# [Instruction]
Lines containing the word "rebus" are to be located and copied.

# [Data records]
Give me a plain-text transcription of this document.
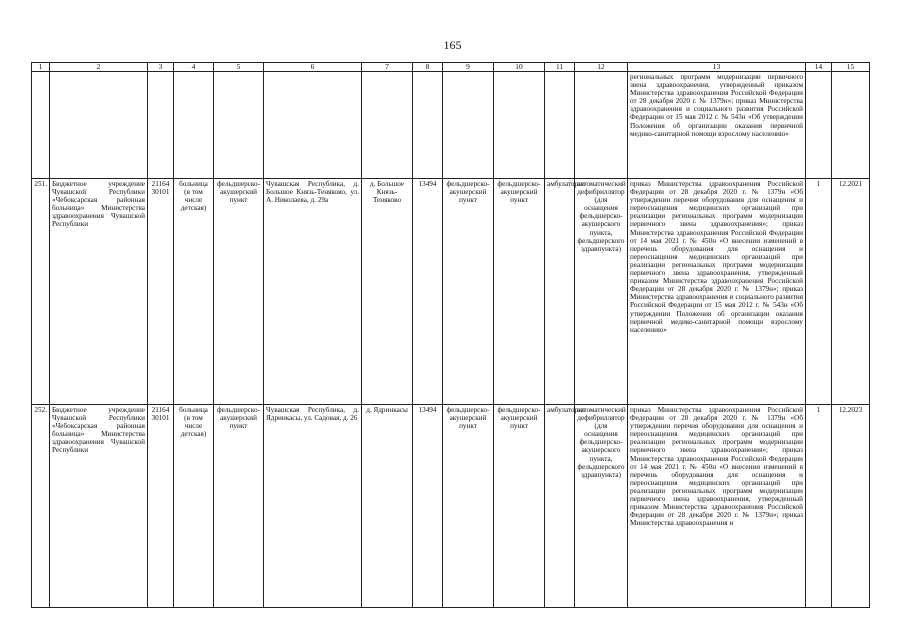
165
1	2	3	4	5	6	7	8	9	10	11	12	13	14	15
												региональных программ модернизации первичного звена здравоохранения, утвержденный приказом Министерства здравоохранения Российской Федерации от 28 декабря 2020 г. № 1379н»; приказ Министерства здравоохранения и социального развития Российской Федерации от 15 мая 2012 г. № 543н «Об утверждении Положения об организации оказания первичной медико-санитарной помощи взрослому населению»		
251.	Бюджетное учреждение Чувашской Республики «Чебоксарская районная больница» Министерства здравоохранения Чувашской Республики	21164 30101	больница (в том числе детская)	фельдшерско-акушерский пункт	Чувашская Республика, д. Большое Князь-Теняково, ул. А. Николаева, д. 29а	д. Большое Князь-Теняково	13494	фельдшерско-акушерский пункт	фельдшерско-акушерский пункт	амбулаторно	автоматический дефибриллятор (для оснащения фельдшерско-акушерского пункта, фельдшерского здравпункта)	приказ Министерства здравоохранения Российской Федерации от 28 декабря 2020 г. № 1379н «Об утверждении перечня оборудования для оснащения и переоснащения медицинских организаций при реализации региональных программ модернизации первичного звена здравоохранения»; приказ Министерства здравоохранения Российской Федерации от 14 мая 2021 г. № 450н «О внесении изменений в перечень оборудования для оснащения и переоснащения медицинских организаций при реализации региональных программ модернизации первичного звена здравоохранения, утвержденный приказом Министерства здравоохранения Российской Федерации от 28 декабря 2020 г. № 1379н»; приказ Министерства здравоохранения и социального развития Российской Федерации от 15 мая 2012 г. № 543н «Об утверждении Положения об организации оказания первичной медико-санитарной помощи взрослому населению»	1	12.2021
252.	Бюджетное учреждение Чувашской Республики «Чебоксарская районная больница» Министерства здравоохранения Чувашской Республики	21164 30101	больница (в том числе детская)	фельдшерско-акушерский пункт	Чувашская Республика, д. Ядринкасы, ул. Садовая, д. 26	д. Ядринкасы	13494	фельдшерско-акушерский пункт	фельдшерско-акушерский пункт	амбулаторно	автоматический дефибриллятор (для оснащения фельдшерско-акушерского пункта, фельдшерского здравпункта)	приказ Министерства здравоохранения Российской Федерации от 28 декабря 2020 г. № 1379н «Об утверждении перечня оборудования для оснащения и переоснащения медицинских организаций при реализации региональных программ модернизации первичного звена здравоохранения»; приказ Министерства здравоохранения Российской Федерации от 14 мая 2021 г. № 450н «О внесении изменений в перечень оборудования для оснащения и переоснащения медицинских организаций при реализации региональных программ модернизации первичного звена здравоохранения, утвержденный приказом Министерства здравоохранения Российской Федерации от 28 декабря 2020 г. № 1379н»; приказ Министерства здравоохранения и	1	12.2023
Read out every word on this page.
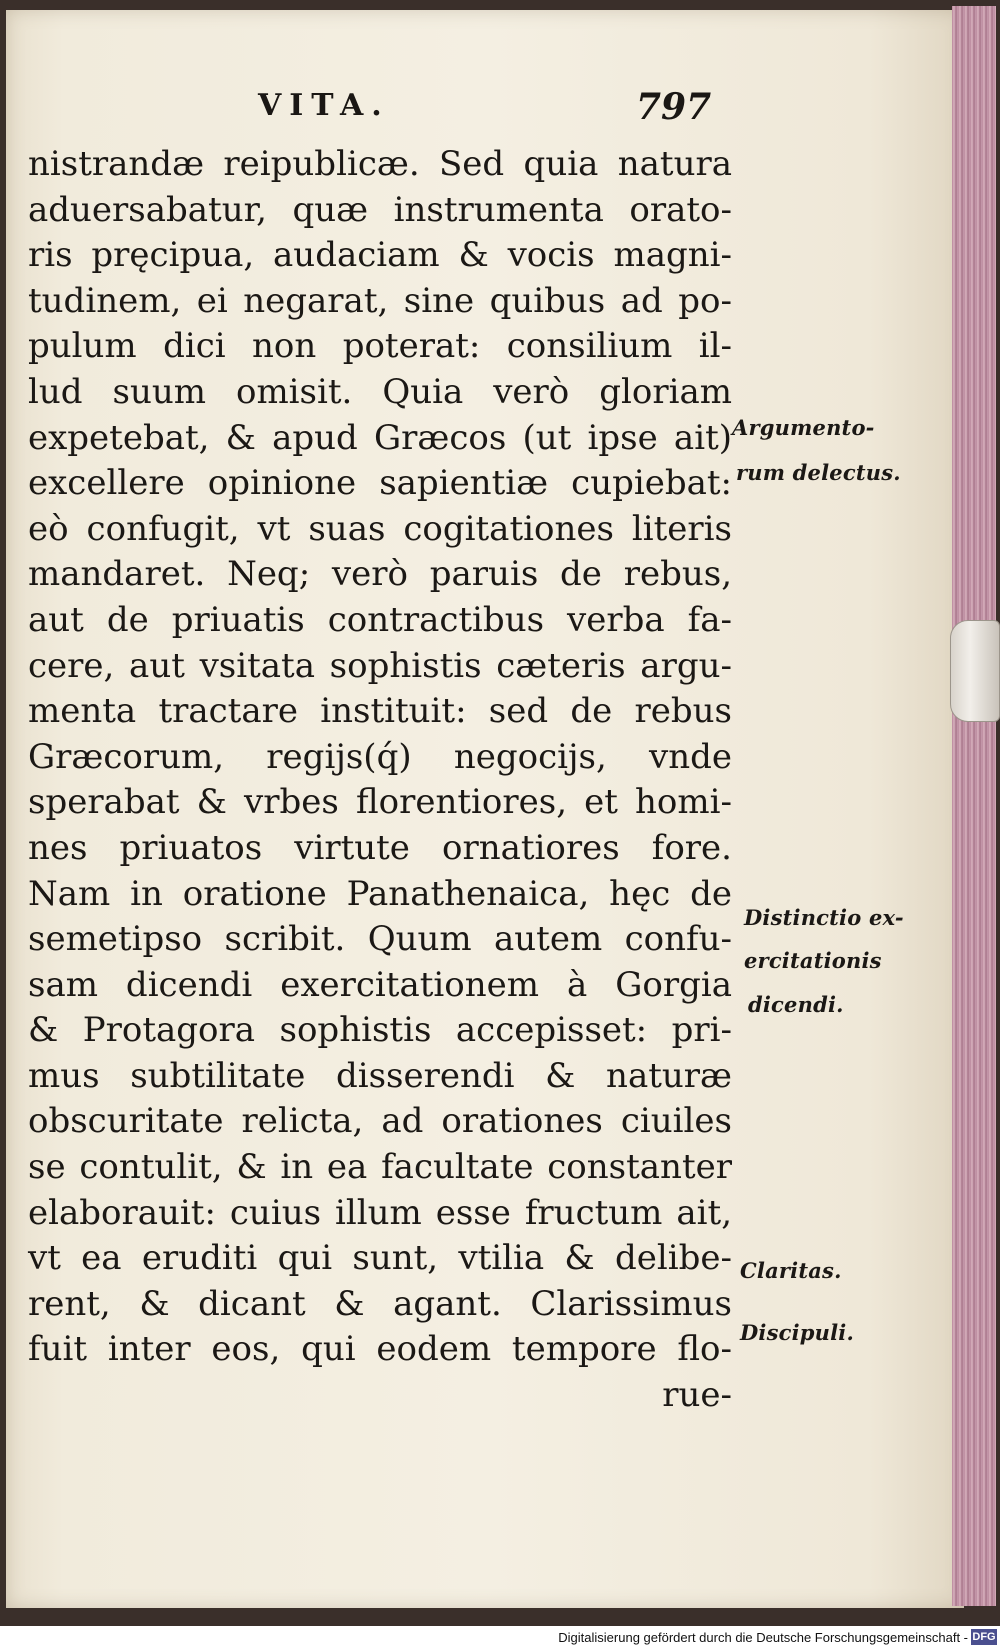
VITA.	797
nistrandæ reipublicæ. Sed quia natura
aduersabatur, quæ instrumenta orato-
ris pręcipua, audaciam & vocis magni-
tudinem, ei negarat, sine quibus ad po-
pulum dici non poterat: consilium il-
lud suum omisit. Quia verò gloriam
expetebat, & apud Græcos (ut ipse ait)
excellere opinione sapientiæ cupiebat:
eò confugit, vt suas cogitationes literis
mandaret. Neq; verò paruis de rebus,
aut de priuatis contractibus verba fa-
cere, aut vsitata sophistis cæteris argu-
menta tractare instituit: sed de rebus
Græcorum, regijs(q́) negocijs, vnde
sperabat & vrbes florentiores, et homi-
nes priuatos virtute ornatiores fore.
Nam in oratione Panathenaica, hęc de
semetipso scribit. Quum autem confu-
sam dicendi exercitationem à Gorgia
& Protagora sophistis accepisset: pri-
mus subtilitate disserendi & naturæ
obscuritate relicta, ad orationes ciuiles
se contulit, & in ea facultate constanter
elaborauit: cuius illum esse fructum ait,
vt ea eruditi qui sunt, vtilia & delibe-
rent, & dicant & agant. Clarissimus
fuit inter eos, qui eodem tempore flo-
rue-
Argumento-
rum delectus.
Distinctio ex-
ercitationis
dicendi.
Claritas.
Discipuli.
Digitalisierung gefördert durch die Deutsche Forschungsgemeinschaft - DFG
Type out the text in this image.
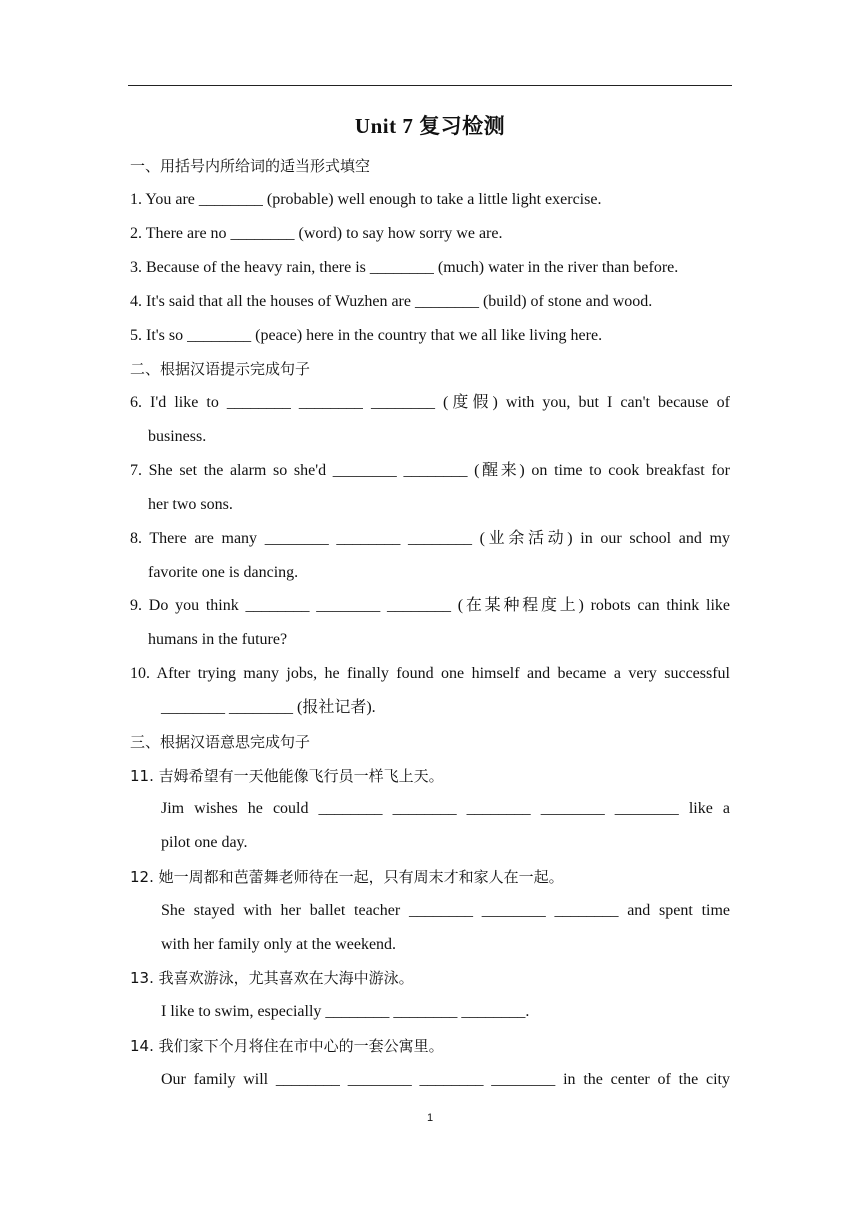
Unit 7 复习检测
一、用括号内所给词的适当形式填空
1. You are ________ (probable) well enough to take a little light exercise.
2. There are no ________ (word) to say how sorry we are.
3. Because of the heavy rain, there is ________ (much) water in the river than before.
4. It's said that all the houses of Wuzhen are ________ (build) of stone and wood.
5. It's so ________ (peace) here in the country that we all like living here.
二、根据汉语提示完成句子
6. I'd like to ________ ________ ________ (度假) with you, but I can't because of
business.
7. She set the alarm so she'd ________ ________ (醒来) on time to cook breakfast for
her two sons.
8. There are many ________ ________ ________ (业余活动) in our school and my
favorite one is dancing.
9. Do you think ________ ________ ________ (在某种程度上) robots can think like
humans in the future?
10. After trying many jobs, he finally found one himself and became a very successful
________ ________ (报社记者).
三、根据汉语意思完成句子
11. 吉姆希望有一天他能像飞行员一样飞上天。
Jim wishes he could ________ ________ ________ ________ ________ like a
pilot one day.
12. 她一周都和芭蕾舞老师待在一起，只有周末才和家人在一起。
She stayed with her ballet teacher ________ ________ ________ and spent time
with her family only at the weekend.
13. 我喜欢游泳，尤其喜欢在大海中游泳。
I like to swim, especially ________ ________ ________.
14. 我们家下个月将住在市中心的一套公寓里。
Our family will ________ ________ ________ ________ in the center of the city
1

# [Reply]
mandaret. Neq; verò paruis de rebus,
menta tractare instituit: sed de rebus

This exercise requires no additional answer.